• [WHAT THE EXERCISE ASKS]: Go through the records and copy each line where the word "this" occurs.
-- START OF DATA ROWS --
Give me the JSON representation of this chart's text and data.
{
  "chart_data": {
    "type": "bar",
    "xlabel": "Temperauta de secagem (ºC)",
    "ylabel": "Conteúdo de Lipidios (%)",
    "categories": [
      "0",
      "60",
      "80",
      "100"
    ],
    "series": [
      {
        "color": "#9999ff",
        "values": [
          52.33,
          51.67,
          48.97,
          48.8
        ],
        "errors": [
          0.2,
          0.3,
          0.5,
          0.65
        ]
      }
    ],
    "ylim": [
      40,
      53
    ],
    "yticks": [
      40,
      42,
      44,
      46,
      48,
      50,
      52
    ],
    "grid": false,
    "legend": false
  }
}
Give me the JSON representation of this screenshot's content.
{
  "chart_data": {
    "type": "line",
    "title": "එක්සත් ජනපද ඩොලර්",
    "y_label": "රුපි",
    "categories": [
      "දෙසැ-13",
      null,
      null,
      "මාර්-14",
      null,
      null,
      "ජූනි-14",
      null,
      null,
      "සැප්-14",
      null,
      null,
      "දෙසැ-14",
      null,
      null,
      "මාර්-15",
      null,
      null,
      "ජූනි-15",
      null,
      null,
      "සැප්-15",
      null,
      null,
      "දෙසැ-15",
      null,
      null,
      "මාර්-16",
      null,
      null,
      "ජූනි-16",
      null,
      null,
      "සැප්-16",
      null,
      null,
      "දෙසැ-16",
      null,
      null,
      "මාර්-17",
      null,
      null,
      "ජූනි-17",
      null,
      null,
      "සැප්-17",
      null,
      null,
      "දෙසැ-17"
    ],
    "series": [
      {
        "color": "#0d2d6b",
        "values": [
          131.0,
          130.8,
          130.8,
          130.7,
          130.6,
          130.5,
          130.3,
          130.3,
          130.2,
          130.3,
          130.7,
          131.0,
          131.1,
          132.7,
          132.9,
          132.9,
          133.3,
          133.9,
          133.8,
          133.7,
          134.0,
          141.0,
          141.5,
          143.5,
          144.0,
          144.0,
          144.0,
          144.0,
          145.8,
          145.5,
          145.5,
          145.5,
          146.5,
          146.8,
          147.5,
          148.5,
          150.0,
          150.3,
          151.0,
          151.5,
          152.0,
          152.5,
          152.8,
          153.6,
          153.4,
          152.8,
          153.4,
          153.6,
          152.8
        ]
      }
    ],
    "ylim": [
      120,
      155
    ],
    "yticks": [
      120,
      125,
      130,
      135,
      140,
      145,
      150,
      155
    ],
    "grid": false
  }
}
-- END OF DATA ROWS --
• [PROBLEM SOLUTION]:
Give me the JSON representation of this chart's text and data.
Give me the JSON representation of this screenshot's content.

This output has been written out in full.